WHAT TO DO - Quote each record exactly, please, leaving none out.

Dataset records
#####

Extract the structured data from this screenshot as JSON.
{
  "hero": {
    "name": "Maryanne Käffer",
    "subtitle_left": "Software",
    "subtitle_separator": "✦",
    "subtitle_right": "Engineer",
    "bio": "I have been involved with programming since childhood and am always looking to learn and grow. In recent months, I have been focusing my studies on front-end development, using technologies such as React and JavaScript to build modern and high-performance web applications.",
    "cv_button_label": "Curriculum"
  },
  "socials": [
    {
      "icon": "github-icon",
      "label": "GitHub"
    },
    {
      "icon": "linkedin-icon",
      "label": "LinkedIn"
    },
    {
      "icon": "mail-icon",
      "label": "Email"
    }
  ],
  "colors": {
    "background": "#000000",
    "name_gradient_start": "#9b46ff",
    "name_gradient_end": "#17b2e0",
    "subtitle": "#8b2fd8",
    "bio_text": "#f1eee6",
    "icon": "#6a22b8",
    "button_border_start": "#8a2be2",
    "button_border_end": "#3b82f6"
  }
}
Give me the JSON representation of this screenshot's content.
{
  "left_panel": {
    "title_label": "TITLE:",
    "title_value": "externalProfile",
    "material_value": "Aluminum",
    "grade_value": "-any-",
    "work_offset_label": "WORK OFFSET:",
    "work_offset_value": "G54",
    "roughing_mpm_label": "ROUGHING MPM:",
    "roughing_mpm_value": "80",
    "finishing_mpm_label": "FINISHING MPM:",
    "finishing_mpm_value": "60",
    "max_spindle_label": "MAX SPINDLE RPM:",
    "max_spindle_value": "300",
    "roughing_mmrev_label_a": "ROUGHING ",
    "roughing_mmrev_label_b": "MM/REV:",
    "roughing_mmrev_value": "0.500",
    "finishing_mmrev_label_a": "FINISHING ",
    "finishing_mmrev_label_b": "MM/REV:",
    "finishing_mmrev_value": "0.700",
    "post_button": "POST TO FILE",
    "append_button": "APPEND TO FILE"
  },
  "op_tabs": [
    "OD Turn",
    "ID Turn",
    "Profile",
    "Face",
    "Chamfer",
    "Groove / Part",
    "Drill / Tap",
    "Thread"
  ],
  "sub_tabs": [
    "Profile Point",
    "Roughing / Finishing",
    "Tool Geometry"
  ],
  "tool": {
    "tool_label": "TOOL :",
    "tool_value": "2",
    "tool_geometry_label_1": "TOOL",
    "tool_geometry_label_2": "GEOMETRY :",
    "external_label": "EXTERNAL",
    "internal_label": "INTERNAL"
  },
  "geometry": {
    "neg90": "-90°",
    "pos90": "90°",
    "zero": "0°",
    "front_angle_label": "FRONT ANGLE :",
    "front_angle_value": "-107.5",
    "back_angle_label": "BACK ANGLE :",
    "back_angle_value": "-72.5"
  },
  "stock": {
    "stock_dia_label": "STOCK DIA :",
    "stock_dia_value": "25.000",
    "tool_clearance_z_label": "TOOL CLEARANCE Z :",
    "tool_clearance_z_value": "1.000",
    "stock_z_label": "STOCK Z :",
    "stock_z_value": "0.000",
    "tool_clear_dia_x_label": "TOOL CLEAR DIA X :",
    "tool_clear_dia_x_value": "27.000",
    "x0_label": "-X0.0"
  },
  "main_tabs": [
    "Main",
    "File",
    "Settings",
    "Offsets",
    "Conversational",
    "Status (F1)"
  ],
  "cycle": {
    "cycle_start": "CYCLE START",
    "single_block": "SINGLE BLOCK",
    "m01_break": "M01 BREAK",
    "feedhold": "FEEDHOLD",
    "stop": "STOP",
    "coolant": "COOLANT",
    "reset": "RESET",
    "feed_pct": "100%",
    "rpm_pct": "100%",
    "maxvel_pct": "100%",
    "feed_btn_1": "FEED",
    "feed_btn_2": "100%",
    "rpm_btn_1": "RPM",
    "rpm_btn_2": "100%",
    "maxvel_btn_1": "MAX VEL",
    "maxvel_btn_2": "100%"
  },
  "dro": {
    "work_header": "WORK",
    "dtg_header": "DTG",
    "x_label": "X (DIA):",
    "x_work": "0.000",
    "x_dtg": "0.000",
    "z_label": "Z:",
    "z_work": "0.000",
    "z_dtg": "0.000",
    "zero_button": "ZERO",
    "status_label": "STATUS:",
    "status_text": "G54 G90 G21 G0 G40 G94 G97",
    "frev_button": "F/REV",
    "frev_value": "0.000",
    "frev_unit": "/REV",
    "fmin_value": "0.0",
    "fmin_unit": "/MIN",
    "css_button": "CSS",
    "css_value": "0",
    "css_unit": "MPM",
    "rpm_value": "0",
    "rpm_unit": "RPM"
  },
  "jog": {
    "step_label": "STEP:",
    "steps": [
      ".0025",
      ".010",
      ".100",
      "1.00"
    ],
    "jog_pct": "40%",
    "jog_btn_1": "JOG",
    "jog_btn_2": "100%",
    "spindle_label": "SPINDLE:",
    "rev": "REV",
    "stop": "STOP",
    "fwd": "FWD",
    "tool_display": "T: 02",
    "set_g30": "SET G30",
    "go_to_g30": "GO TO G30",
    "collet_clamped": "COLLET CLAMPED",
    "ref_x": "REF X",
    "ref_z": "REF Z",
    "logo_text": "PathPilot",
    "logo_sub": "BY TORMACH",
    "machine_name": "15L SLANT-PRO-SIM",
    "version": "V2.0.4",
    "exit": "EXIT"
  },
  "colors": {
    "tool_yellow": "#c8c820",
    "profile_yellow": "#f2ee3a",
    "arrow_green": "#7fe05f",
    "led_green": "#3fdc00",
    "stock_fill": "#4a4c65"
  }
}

#####

COMPLETE RESPONSE -
Extract the structured data from this screenshot as JSON.
{
  "hero": {
    "name": "Maryanne Käffer",
    "subtitle_left": "Software",
    "subtitle_separator": "✦",
    "subtitle_right": "Engineer",
    "bio": "I have been involved with programming since childhood and am always looking to learn and grow. In recent months, I have been focusing my studies on front-end development, using technologies such as React and JavaScript to build modern and high-performance web applications.",
    "cv_button_label": "Curriculum"
  },
  "socials": [
    {
      "icon": "github-icon",
      "label": "GitHub"
    },
    {
      "icon": "linkedin-icon",
      "label": "LinkedIn"
    },
    {
      "icon": "mail-icon",
      "label": "Email"
    }
  ],
  "colors": {
    "background": "#000000",
    "name_gradient_start": "#9b46ff",
    "name_gradient_end": "#17b2e0",
    "subtitle": "#8b2fd8",
    "bio_text": "#f1eee6",
    "icon": "#6a22b8",
    "button_border_start": "#8a2be2",
    "button_border_end": "#3b82f6"
  }
}
Give me the JSON representation of this screenshot's content.
{
  "left_panel": {
    "title_label": "TITLE:",
    "title_value": "externalProfile",
    "material_value": "Aluminum",
    "grade_value": "-any-",
    "work_offset_label": "WORK OFFSET:",
    "work_offset_value": "G54",
    "roughing_mpm_label": "ROUGHING MPM:",
    "roughing_mpm_value": "80",
    "finishing_mpm_label": "FINISHING MPM:",
    "finishing_mpm_value": "60",
    "max_spindle_label": "MAX SPINDLE RPM:",
    "max_spindle_value": "300",
    "roughing_mmrev_label_a": "ROUGHING ",
    "roughing_mmrev_label_b": "MM/REV:",
    "roughing_mmrev_value": "0.500",
    "finishing_mmrev_label_a": "FINISHING ",
    "finishing_mmrev_label_b": "MM/REV:",
    "finishing_mmrev_value": "0.700",
    "post_button": "POST TO FILE",
    "append_button": "APPEND TO FILE"
  },
  "op_tabs": [
    "OD Turn",
    "ID Turn",
    "Profile",
    "Face",
    "Chamfer",
    "Groove / Part",
    "Drill / Tap",
    "Thread"
  ],
  "sub_tabs": [
    "Profile Point",
    "Roughing / Finishing",
    "Tool Geometry"
  ],
  "tool": {
    "tool_label": "TOOL :",
    "tool_value": "2",
    "tool_geometry_label_1": "TOOL",
    "tool_geometry_label_2": "GEOMETRY :",
    "external_label": "EXTERNAL",
    "internal_label": "INTERNAL"
  },
  "geometry": {
    "neg90": "-90°",
    "pos90": "90°",
    "zero": "0°",
    "front_angle_label": "FRONT ANGLE :",
    "front_angle_value": "-107.5",
    "back_angle_label": "BACK ANGLE :",
    "back_angle_value": "-72.5"
  },
  "stock": {
    "stock_dia_label": "STOCK DIA :",
    "stock_dia_value": "25.000",
    "tool_clearance_z_label": "TOOL CLEARANCE Z :",
    "tool_clearance_z_value": "1.000",
    "stock_z_label": "STOCK Z :",
    "stock_z_value": "0.000",
    "tool_clear_dia_x_label": "TOOL CLEAR DIA X :",
    "tool_clear_dia_x_value": "27.000",
    "x0_label": "-X0.0"
  },
  "main_tabs": [
    "Main",
    "File",
    "Settings",
    "Offsets",
    "Conversational",
    "Status (F1)"
  ],
  "cycle": {
    "cycle_start": "CYCLE START",
    "single_block": "SINGLE BLOCK",
    "m01_break": "M01 BREAK",
    "feedhold": "FEEDHOLD",
    "stop": "STOP",
    "coolant": "COOLANT",
    "reset": "RESET",
    "feed_pct": "100%",
    "rpm_pct": "100%",
    "maxvel_pct": "100%",
    "feed_btn_1": "FEED",
    "feed_btn_2": "100%",
    "rpm_btn_1": "RPM",
    "rpm_btn_2": "100%",
    "maxvel_btn_1": "MAX VEL",
    "maxvel_btn_2": "100%"
  },
  "dro": {
    "work_header": "WORK",
    "dtg_header": "DTG",
    "x_label": "X (DIA):",
    "x_work": "0.000",
    "x_dtg": "0.000",
    "z_label": "Z:",
    "z_work": "0.000",
    "z_dtg": "0.000",
    "zero_button": "ZERO",
    "status_label": "STATUS:",
    "status_text": "G54 G90 G21 G0 G40 G94 G97",
    "frev_button": "F/REV",
    "frev_value": "0.000",
    "frev_unit": "/REV",
    "fmin_value": "0.0",
    "fmin_unit": "/MIN",
    "css_button": "CSS",
    "css_value": "0",
    "css_unit": "MPM",
    "rpm_value": "0",
    "rpm_unit": "RPM"
  },
  "jog": {
    "step_label": "STEP:",
    "steps": [
      ".0025",
      ".010",
      ".100",
      "1.00"
    ],
    "jog_pct": "40%",
    "jog_btn_1": "JOG",
    "jog_btn_2": "100%",
    "spindle_label": "SPINDLE:",
    "rev": "REV",
    "stop": "STOP",
    "fwd": "FWD",
    "tool_display": "T: 02",
    "set_g30": "SET G30",
    "go_to_g30": "GO TO G30",
    "collet_clamped": "COLLET CLAMPED",
    "ref_x": "REF X",
    "ref_z": "REF Z",
    "logo_text": "PathPilot",
    "logo_sub": "BY TORMACH",
    "machine_name": "15L SLANT-PRO-SIM",
    "version": "V2.0.4",
    "exit": "EXIT"
  },
  "colors": {
    "tool_yellow": "#c8c820",
    "profile_yellow": "#f2ee3a",
    "arrow_green": "#7fe05f",
    "led_green": "#3fdc00",
    "stock_fill": "#4a4c65"
  }
}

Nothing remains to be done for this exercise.